** Source **
----------------------------------------
Thirty-four more graduate from novel teacher training scheme
Karamat instructor sweeps prizes
Stabroek News
July 26, 2000
The Guyana In-service Distance Education (GUIDE) project "is perhaps the most successful innovation in education which has been introduced in the Guyanese education system over the past decade," Jamaican educator Dr Zellynne Jennings said.
Dr Jennings delivered the main address at the graduation and prize giving exercise for teachers from Regions Five (Mahaica/Berbice) and Six (East Berbice/Corentyne) in the second phase of the GUIDE project at the Ocean View Hotel and Convention Centre yesterday. She said she was convinced of GUIDE's success when she witnessed the achievements of the first batch of GUIDE teachers at the first graduation exercise and later when some graduated from the Cyril Potter College of Education (CPCE) teachers' training programme.
Dr Jennings, who was attached to the University of Guyana for a number of years, announced that she would be returning to the University of the West Indies in her homeland Jamaica shortly.
She said that one of the most memorable episodes of GUIDE was what she called the Karamat (Primary School) experience in the first phase of GUIDE. During the evaluation exercise to appraise three teachers at Karamat in West Berbice, she said, the acting headmistress and two of her young teachers scheduled time for them to study, not only among themselves, but also with others in the school with whom they discussed and shared ideas. The head offered guidance in putting into practice in the classrooms what they had learnt in the modules and interactive sessions. In the end all three did exceedingly well in the programme. Dr Jennings said she believed that the Karamat experience showed the critical role that the head and teachers could play in in-service training and staff development.
She told the graduating batch that GUIDE had given them a launching pad on which to build but the challenges ahead for teachers now were many and varied. More and more, she said, the responsibilities for preparing the present and future generations were being piled on the shoulders of teachers and the teachers' training system.
----------------------------------------
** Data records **
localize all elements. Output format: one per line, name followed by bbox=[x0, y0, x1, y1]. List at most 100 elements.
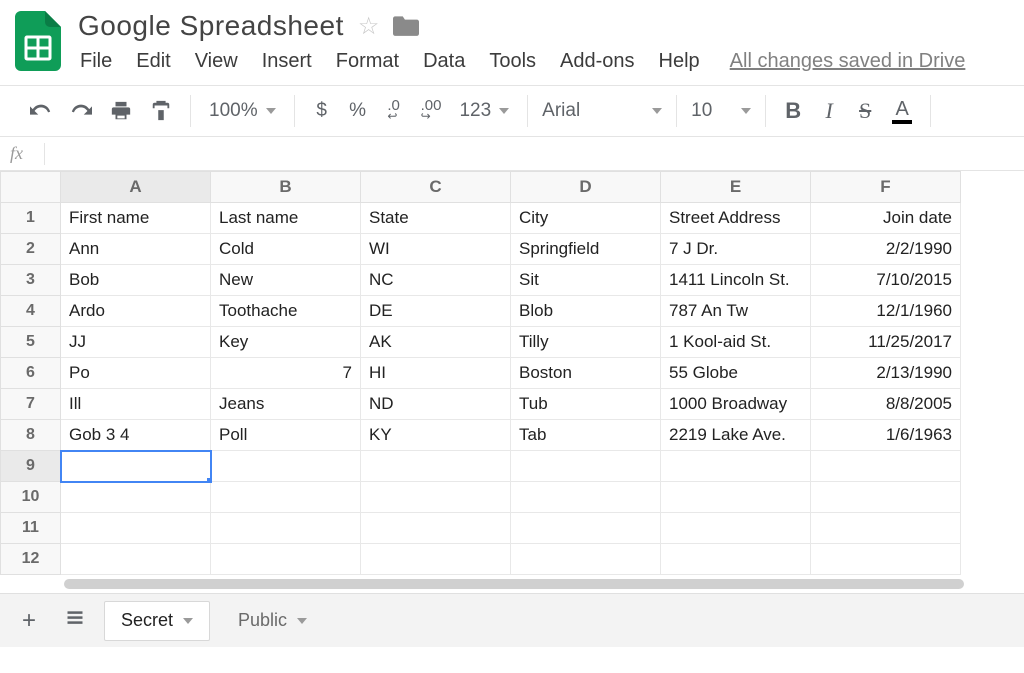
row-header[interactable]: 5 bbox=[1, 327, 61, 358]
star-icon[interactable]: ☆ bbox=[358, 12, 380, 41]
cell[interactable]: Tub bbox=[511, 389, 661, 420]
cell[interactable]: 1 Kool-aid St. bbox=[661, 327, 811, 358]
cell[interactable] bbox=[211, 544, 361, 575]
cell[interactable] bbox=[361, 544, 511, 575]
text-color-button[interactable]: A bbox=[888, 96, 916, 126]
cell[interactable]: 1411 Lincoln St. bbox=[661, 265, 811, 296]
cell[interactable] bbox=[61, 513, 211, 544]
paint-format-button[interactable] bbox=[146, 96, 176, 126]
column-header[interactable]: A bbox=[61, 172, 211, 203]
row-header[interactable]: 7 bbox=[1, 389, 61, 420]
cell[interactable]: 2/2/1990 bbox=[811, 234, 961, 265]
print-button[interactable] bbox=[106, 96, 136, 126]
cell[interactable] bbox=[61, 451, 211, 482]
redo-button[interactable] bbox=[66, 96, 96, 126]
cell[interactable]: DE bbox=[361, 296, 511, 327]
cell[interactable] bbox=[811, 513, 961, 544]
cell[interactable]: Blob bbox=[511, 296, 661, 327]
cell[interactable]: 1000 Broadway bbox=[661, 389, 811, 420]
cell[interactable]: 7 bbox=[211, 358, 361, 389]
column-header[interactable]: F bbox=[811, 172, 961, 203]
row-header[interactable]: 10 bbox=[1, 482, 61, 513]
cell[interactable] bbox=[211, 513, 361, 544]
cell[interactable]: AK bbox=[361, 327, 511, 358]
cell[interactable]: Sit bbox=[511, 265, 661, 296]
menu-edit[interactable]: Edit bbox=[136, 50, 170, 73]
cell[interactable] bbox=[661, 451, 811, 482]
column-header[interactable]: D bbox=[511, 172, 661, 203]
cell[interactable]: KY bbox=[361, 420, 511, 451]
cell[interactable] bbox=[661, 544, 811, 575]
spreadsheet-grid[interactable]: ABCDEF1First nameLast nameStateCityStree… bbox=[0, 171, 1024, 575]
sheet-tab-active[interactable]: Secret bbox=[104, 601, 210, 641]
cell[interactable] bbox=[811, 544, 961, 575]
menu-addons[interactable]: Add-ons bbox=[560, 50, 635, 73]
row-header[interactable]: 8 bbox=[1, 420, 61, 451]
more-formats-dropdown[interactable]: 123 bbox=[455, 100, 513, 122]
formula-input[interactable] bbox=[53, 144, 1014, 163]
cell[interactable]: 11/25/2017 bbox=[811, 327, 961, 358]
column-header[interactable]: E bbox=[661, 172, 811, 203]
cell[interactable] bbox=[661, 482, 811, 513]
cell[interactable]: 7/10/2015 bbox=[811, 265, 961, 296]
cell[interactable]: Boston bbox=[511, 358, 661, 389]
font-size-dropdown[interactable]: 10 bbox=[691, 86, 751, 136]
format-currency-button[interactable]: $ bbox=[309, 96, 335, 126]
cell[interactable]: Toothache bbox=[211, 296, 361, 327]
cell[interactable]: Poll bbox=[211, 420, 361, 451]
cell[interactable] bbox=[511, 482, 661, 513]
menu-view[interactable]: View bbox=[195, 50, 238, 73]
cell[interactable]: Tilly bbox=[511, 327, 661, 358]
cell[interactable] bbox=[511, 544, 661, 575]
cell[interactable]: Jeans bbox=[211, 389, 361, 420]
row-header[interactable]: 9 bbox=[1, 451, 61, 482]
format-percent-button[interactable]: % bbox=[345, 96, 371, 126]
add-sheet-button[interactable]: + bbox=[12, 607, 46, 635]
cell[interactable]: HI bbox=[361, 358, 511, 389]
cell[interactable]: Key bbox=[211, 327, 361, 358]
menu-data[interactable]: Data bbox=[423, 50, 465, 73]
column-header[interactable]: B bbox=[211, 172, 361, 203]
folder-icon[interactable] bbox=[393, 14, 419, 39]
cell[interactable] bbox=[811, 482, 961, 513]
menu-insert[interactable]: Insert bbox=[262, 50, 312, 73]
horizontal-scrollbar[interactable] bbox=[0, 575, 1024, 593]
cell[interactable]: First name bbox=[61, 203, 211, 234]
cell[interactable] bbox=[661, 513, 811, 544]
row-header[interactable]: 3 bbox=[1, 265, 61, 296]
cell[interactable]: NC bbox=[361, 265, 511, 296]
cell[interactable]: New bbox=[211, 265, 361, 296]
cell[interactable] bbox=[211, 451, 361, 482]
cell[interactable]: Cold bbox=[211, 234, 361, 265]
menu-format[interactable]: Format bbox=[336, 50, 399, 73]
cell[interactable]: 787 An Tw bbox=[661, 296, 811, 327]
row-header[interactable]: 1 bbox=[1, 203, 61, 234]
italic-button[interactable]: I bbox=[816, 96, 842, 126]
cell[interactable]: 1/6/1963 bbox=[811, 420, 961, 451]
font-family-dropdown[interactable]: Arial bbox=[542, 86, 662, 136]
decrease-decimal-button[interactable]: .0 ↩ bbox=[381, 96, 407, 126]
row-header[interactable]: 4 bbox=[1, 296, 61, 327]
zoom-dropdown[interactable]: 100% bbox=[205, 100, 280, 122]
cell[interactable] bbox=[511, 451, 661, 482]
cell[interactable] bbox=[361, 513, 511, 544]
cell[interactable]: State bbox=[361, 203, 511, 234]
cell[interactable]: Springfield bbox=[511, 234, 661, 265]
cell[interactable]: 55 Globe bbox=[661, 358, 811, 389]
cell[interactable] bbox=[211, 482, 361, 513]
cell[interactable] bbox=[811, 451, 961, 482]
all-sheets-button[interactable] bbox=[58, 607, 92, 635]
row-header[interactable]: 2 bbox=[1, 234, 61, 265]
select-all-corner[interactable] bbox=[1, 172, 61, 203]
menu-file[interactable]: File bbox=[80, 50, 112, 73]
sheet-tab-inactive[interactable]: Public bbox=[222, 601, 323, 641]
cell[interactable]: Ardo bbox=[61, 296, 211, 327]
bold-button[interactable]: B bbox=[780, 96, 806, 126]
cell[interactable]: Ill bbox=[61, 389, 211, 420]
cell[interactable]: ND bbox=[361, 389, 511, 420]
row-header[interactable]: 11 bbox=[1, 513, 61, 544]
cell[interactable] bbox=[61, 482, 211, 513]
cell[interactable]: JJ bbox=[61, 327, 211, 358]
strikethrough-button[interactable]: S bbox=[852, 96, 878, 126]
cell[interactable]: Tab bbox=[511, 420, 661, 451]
----------------------------------------
** Set problem **
Write out the passage of the news article starting with "Dr Jennings delivered" and going on through "teachers' training programme.". The data here has no connection to the news article.

** Result for this exercise **
Dr Jennings delivered the main address at the graduation and prize giving exercise for teachers from Regions Five (Mahaica/Berbice) and Six (East Berbice/Corentyne) in the second phase of the GUIDE project at the Ocean View Hotel and Convention Centre yesterday. She said she was convinced of GUIDE's success when she witnessed the achievements of the first batch of GUIDE teachers at the first graduation exercise and later when some graduated from the Cyril Potter College of Education (CPCE) teachers' training programme.